Entries from a dataset
%%

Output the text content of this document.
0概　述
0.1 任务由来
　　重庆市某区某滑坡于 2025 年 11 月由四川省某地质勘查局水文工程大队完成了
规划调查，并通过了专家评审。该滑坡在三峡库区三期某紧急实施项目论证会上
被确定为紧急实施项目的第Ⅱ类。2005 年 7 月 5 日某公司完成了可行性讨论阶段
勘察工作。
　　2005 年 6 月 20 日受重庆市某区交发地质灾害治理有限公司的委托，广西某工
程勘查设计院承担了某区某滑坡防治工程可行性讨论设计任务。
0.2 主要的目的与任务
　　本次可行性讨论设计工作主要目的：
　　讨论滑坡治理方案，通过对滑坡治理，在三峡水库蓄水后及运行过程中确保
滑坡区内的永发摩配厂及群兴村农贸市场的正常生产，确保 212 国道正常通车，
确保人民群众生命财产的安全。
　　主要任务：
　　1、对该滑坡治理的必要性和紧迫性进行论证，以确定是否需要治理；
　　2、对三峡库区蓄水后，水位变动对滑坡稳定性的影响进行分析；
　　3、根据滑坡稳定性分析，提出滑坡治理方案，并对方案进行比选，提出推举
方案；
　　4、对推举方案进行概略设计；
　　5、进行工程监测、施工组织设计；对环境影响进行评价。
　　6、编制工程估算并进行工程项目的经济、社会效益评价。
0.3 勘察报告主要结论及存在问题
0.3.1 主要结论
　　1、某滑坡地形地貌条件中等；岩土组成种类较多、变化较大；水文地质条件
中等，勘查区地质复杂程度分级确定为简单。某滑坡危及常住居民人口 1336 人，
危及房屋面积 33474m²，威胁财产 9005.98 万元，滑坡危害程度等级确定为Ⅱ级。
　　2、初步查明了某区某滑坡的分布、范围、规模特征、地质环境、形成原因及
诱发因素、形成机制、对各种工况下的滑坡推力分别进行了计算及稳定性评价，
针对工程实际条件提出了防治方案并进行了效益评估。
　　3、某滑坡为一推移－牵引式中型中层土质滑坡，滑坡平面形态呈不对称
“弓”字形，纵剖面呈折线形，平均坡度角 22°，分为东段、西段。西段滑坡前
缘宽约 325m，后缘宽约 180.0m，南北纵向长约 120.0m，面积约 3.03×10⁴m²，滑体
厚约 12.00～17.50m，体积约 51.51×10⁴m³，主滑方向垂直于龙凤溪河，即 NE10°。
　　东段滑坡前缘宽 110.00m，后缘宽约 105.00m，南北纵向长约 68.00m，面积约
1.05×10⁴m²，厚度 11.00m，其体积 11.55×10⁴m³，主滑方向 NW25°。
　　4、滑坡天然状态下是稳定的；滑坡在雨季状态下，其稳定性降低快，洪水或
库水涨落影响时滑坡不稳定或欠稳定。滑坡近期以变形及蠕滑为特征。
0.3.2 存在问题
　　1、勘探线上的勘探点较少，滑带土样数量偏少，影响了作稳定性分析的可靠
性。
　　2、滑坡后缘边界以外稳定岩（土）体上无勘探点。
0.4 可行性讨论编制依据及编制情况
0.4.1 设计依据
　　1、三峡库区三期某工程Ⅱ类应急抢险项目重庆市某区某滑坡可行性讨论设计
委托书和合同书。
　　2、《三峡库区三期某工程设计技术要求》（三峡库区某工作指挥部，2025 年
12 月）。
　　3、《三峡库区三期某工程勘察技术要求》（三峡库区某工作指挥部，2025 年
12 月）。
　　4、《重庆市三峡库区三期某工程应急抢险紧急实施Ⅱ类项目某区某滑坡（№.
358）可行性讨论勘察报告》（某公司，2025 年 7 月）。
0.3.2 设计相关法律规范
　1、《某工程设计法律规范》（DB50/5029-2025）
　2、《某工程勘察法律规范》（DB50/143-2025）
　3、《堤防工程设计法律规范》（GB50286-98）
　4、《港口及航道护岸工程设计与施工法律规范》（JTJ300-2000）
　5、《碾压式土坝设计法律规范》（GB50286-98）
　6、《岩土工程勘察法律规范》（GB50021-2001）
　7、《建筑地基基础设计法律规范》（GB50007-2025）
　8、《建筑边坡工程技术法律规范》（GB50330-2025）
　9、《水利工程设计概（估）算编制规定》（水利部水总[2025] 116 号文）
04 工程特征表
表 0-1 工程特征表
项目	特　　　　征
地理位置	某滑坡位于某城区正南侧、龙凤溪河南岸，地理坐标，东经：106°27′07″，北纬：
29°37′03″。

%%
%%

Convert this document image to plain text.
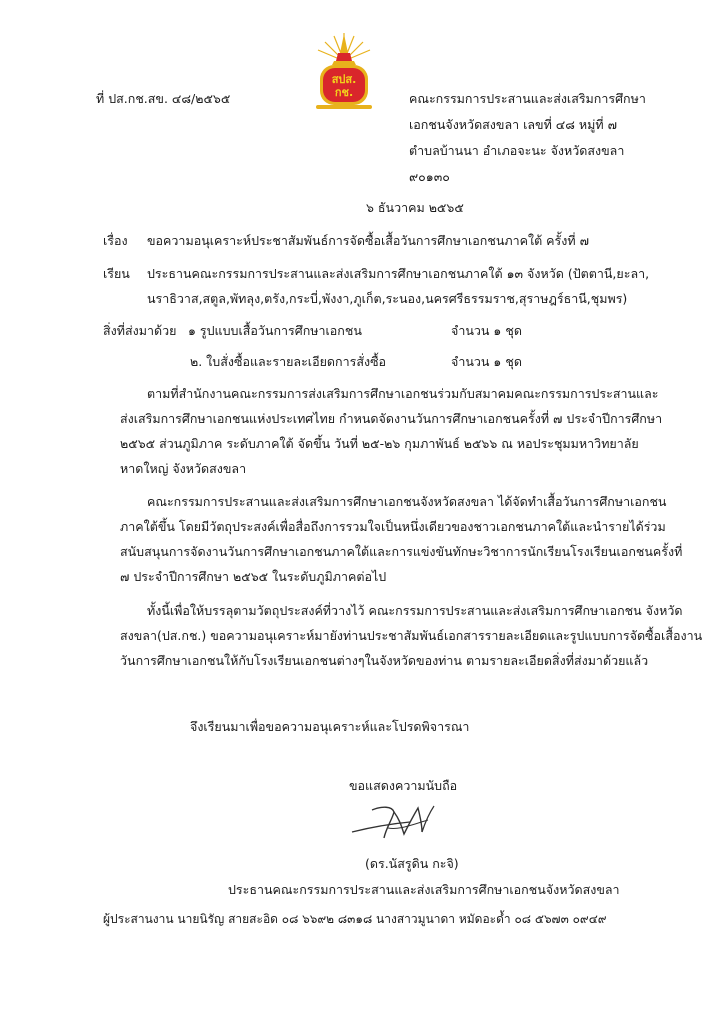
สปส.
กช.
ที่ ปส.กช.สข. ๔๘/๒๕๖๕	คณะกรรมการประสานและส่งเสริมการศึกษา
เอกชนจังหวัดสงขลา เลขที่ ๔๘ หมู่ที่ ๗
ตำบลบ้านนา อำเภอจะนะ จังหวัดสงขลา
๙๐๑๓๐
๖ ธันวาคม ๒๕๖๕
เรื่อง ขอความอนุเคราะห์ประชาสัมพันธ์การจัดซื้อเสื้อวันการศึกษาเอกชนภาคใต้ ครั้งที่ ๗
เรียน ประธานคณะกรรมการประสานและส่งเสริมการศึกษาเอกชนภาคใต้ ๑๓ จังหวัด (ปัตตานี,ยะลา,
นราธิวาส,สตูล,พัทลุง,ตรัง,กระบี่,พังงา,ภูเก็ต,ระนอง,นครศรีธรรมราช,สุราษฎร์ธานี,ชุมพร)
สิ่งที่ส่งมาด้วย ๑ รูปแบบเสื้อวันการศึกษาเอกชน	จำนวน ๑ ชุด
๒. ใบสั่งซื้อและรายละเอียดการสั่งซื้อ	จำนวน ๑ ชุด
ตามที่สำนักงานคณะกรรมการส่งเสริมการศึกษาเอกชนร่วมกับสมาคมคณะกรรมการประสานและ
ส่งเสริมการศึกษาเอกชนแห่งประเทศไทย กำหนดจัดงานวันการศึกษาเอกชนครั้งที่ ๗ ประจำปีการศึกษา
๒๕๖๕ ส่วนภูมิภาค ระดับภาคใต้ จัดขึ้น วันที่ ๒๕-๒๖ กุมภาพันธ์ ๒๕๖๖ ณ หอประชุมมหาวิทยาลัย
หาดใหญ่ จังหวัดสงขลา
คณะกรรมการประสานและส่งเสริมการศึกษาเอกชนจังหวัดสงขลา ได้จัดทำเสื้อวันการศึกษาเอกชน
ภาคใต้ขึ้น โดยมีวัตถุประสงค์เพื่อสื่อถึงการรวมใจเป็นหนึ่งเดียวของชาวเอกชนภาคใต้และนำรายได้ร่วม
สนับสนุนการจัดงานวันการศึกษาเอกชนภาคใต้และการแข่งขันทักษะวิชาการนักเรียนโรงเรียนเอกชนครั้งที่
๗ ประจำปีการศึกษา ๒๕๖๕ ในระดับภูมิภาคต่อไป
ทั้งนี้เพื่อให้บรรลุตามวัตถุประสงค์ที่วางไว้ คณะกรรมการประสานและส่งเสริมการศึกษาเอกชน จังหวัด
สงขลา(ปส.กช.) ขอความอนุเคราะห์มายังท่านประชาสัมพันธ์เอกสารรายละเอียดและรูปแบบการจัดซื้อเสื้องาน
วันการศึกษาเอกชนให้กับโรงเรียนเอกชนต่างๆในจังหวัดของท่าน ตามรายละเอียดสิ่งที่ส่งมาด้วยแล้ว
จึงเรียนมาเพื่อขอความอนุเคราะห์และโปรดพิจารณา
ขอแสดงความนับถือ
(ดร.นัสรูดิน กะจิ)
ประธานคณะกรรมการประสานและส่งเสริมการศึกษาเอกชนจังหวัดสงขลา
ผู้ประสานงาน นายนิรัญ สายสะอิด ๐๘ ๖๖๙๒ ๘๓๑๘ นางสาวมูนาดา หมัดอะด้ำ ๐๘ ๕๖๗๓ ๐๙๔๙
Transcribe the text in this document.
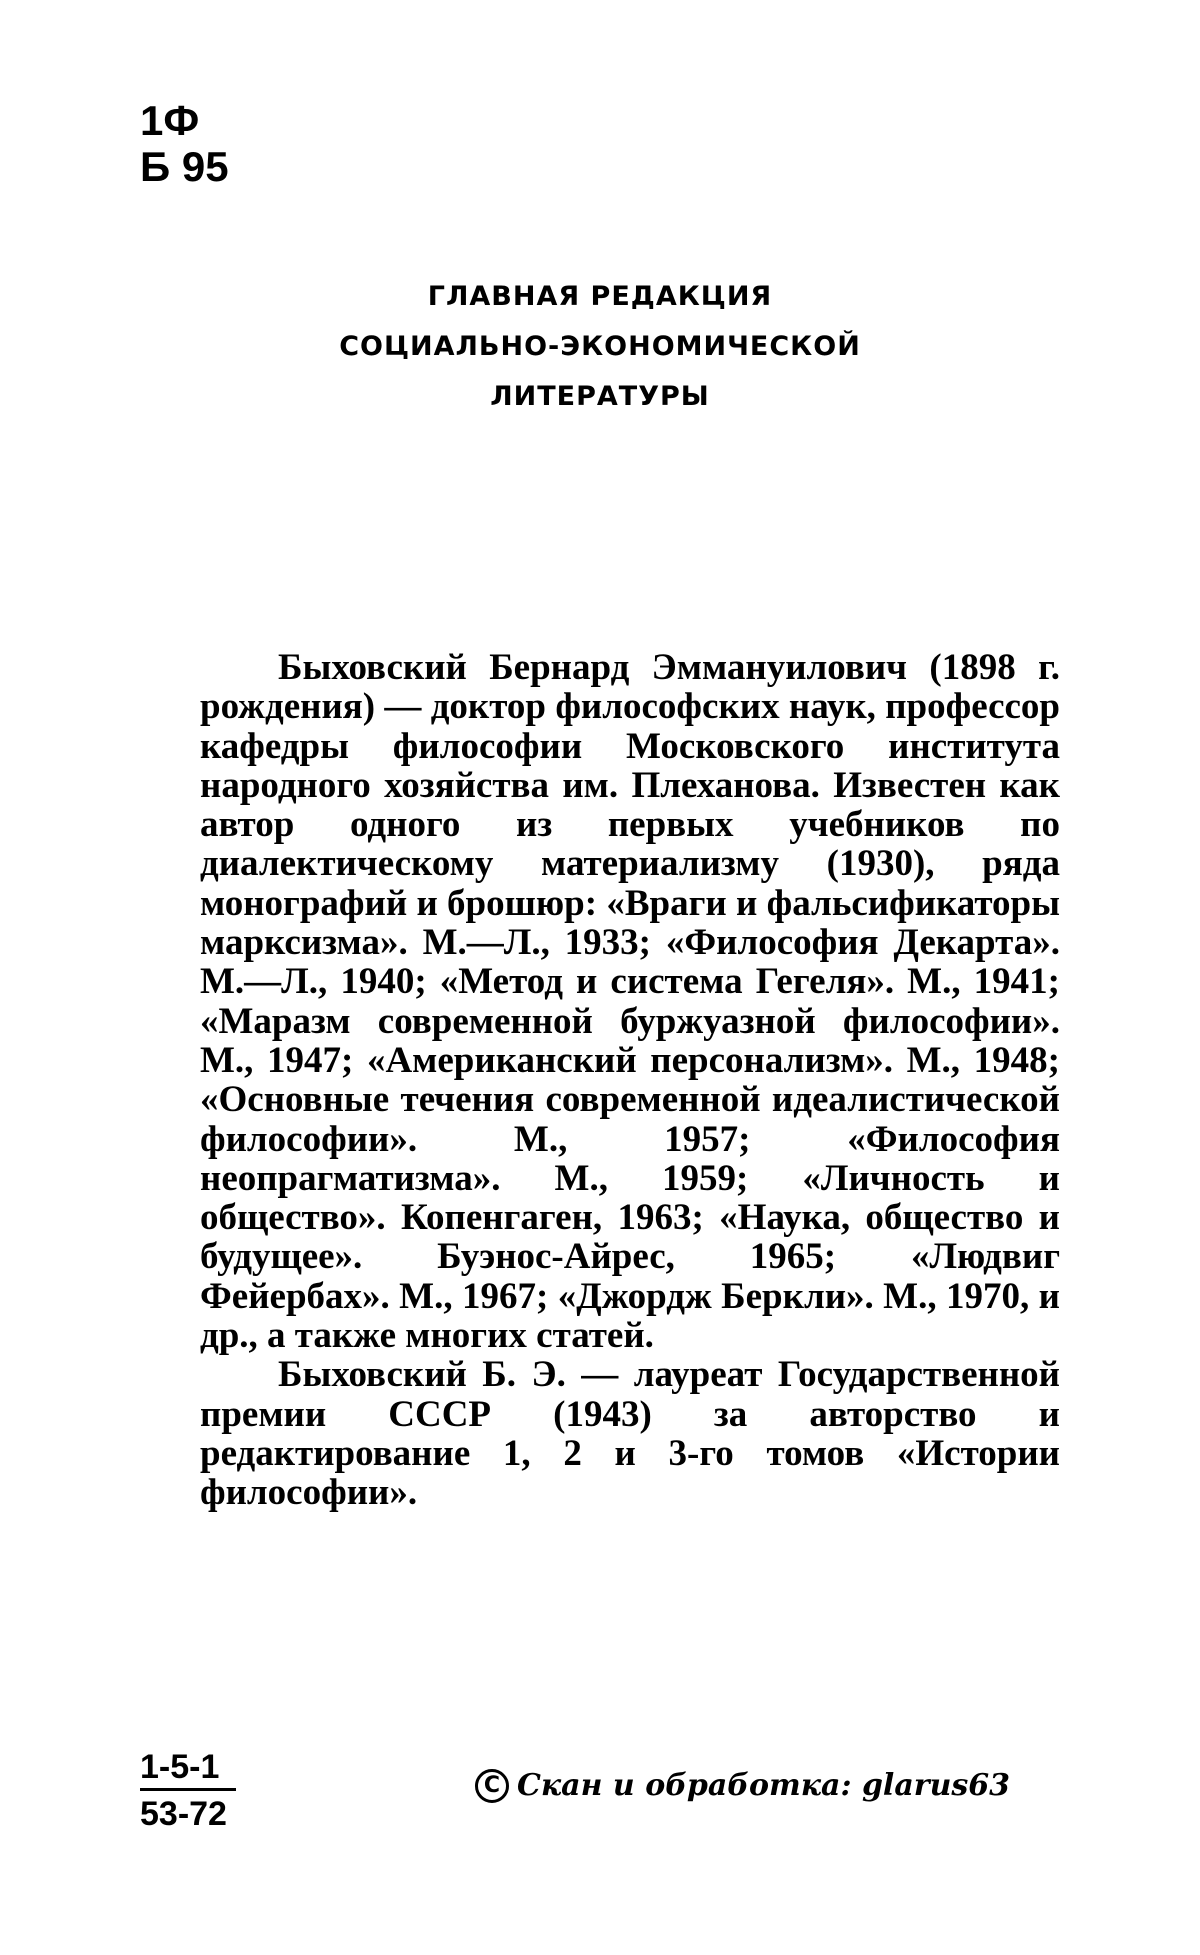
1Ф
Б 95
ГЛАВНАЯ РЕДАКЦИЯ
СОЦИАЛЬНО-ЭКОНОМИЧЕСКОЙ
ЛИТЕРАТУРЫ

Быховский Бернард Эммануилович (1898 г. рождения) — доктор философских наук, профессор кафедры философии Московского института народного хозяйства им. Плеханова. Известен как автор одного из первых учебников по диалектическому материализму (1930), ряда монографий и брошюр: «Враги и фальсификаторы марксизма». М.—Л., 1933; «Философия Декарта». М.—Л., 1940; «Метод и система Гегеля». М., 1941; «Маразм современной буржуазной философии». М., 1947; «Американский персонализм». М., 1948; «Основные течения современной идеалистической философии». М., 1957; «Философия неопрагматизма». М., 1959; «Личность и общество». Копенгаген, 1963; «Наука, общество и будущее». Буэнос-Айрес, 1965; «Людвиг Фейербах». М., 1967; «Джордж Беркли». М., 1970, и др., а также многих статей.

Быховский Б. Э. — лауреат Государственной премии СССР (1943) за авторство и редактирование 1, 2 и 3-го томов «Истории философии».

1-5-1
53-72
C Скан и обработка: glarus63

%%

What the task requires - Show every line where the string "document" appears.

Result for this task -
Output the text content of this document.
Convert this document image to plain text.
Transcribe the text in this document.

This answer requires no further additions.